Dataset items
┄┄┄┄┄┄

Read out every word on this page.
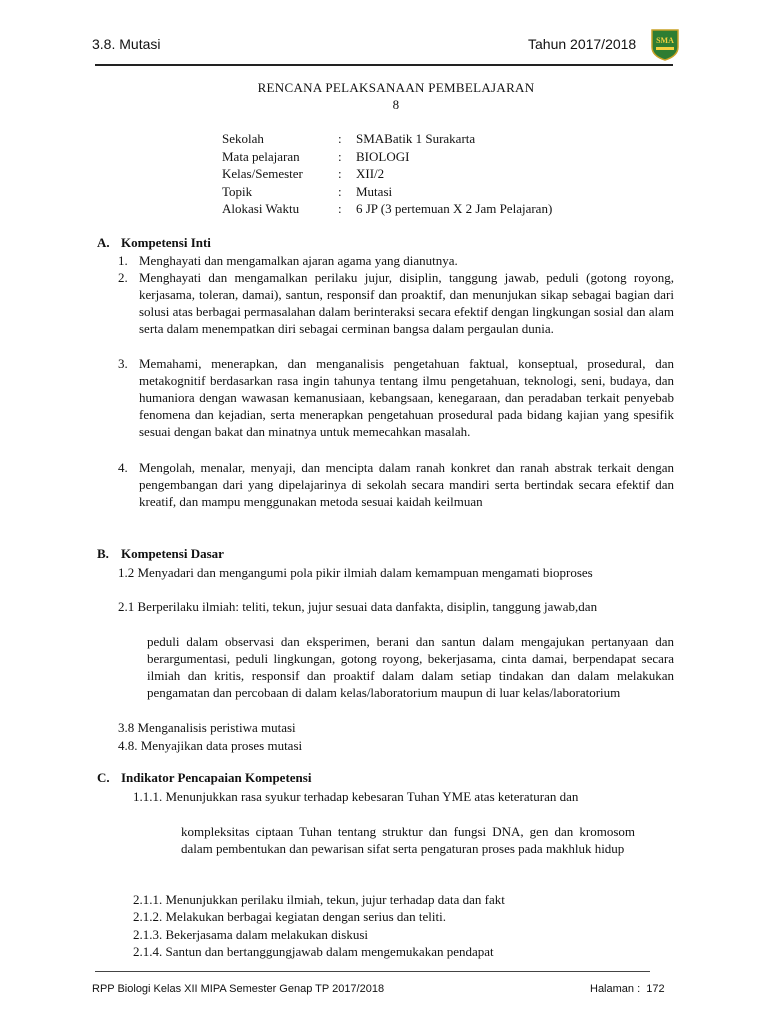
3.8. Mutasi	Tahun 2017/2018 SMA
RENCANA PELAKSANAAN PEMBELAJARAN
8
Sekolah	: SMABatik 1 Surakarta
Mata pelajaran	: BIOLOGI
Kelas/Semester	: XII/2
Topik	: Mutasi
Alokasi Waktu	: 6 JP (3 pertemuan X 2 Jam Pelajaran)
A. Kompetensi Inti
1. Menghayati dan mengamalkan ajaran agama yang dianutnya.
2. Menghayati dan mengamalkan perilaku jujur, disiplin, tanggung jawab, peduli (gotong royong, kerjasama, toleran, damai), santun, responsif dan proaktif, dan menunjukan sikap sebagai bagian dari solusi atas berbagai permasalahan dalam berinteraksi secara efektif dengan lingkungan sosial dan alam serta dalam menempatkan diri sebagai cerminan bangsa dalam pergaulan dunia.
3. Memahami, menerapkan, dan menganalisis pengetahuan faktual, konseptual, prosedural, dan metakognitif berdasarkan rasa ingin tahunya tentang ilmu pengetahuan, teknologi, seni, budaya, dan humaniora dengan wawasan kemanusiaan, kebangsaan, kenegaraan, dan peradaban terkait penyebab fenomena dan kejadian, serta menerapkan pengetahuan prosedural pada bidang kajian yang spesifik sesuai dengan bakat dan minatnya untuk memecahkan masalah.
4. Mengolah, menalar, menyaji, dan mencipta dalam ranah konkret dan ranah abstrak terkait dengan pengembangan dari yang dipelajarinya di sekolah secara mandiri serta bertindak secara efektif dan kreatif, dan mampu menggunakan metoda sesuai kaidah keilmuan
B. Kompetensi Dasar
1.2 Menyadari dan mengangumi pola pikir ilmiah dalam kemampuan mengamati bioproses
2.1 Berperilaku ilmiah: teliti, tekun, jujur sesuai data danfakta, disiplin, tanggung jawab,dan
peduli dalam observasi dan eksperimen, berani dan santun dalam mengajukan pertanyaan dan berargumentasi, peduli lingkungan, gotong royong, bekerjasama, cinta damai, berpendapat secara ilmiah dan kritis, responsif dan proaktif dalam dalam setiap tindakan dan dalam melakukan pengamatan dan percobaan di dalam kelas/laboratorium maupun di luar kelas/laboratorium
3.8 Menganalisis peristiwa mutasi
4.8. Menyajikan data proses mutasi
C. Indikator Pencapaian Kompetensi
1.1.1. Menunjukkan rasa syukur terhadap kebesaran Tuhan YME atas keteraturan dan
kompleksitas ciptaan Tuhan tentang struktur dan fungsi DNA, gen dan kromosom dalam pembentukan dan pewarisan sifat serta pengaturan proses pada makhluk hidup
2.1.1. Menunjukkan perilaku ilmiah, tekun, jujur terhadap data dan fakt
2.1.2. Melakukan berbagai kegiatan dengan serius dan teliti.
2.1.3. Bekerjasama dalam melakukan diskusi
2.1.4. Santun dan bertanggungjawab dalam mengemukakan pendapat
RPP Biologi Kelas XII MIPA Semester Genap TP 2017/2018	Halaman : 172
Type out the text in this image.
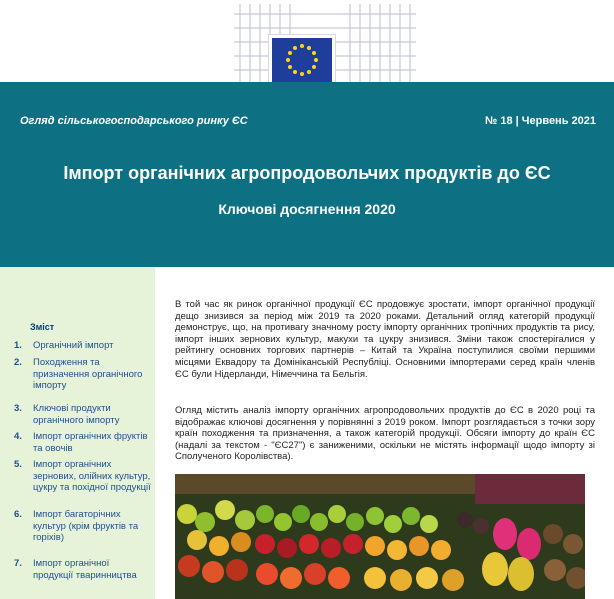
Огляд сільськогосподарського ринку ЄС	№ 18 | Червень 2021
Імпорт органічних агропродовольчих продуктів до ЄС
Ключові досягнення 2020
Зміст
1. Органічний імпорт
2. Походження та призначення органічного імпорту
3. Ключові продукти органічного імпорту
4. Імпорт органічних фруктів та овочів
5. Імпорт органічних зернових, олійних культур, цукру та похідної продукції
6. Імпорт багаторічних культур (крім фруктів та горіхів)
7. Імпорт органічної продукції тваринництва
В той час як ринок органічної продукції ЄС продовжує зростати, імпорт органічної продукції дещо знизився за період між 2019 та 2020 роками. Детальний огляд категорій продукції демонструє, що, на противагу значному росту імпорту органічних тропічних продуктів та рису, імпорт інших зернових культур, макухи та цукру знизився. Зміни також спостерігалися у рейтингу основних торгових партнерів – Китай та Україна поступилися своїми першими місцями Еквадору та Домініканській Республіці. Основними імпортерами серед країн членів ЄС були Нідерланди, Німеччина та Бельгія.
Огляд містить аналіз імпорту органічних агропродовольчих продуктів до ЄС в 2020 році та відображає ключові досягнення у порівнянні з 2019 роком. Імпорт розглядається з точки зору країн походження та призначення, а також категорій продукції. Обсяги імпорту до країн ЄС (надалі за текстом - "ЄС27") є заниженими, оскільки не містять інформації щодо імпорту зі Сполученого Королівства).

┄┄┄┄┄┄

* Exercise
In the records above, find each line holding "досягнення" and copy it.

* Result
Ключові досягнення 2020
Огляд містить аналіз імпорту органічних агропродовольчих продуктів до ЄС в 2020 році та відображає ключові досягнення у порівнянні з 2019 роком. Імпорт розглядається з точки зору країн походження та призначення, а також категорій продукції. Обсяги імпорту до країн ЄС (надалі за текстом - "ЄС27") є заниженими, оскільки не містять інформації щодо імпорту зі Сполученого Королівства).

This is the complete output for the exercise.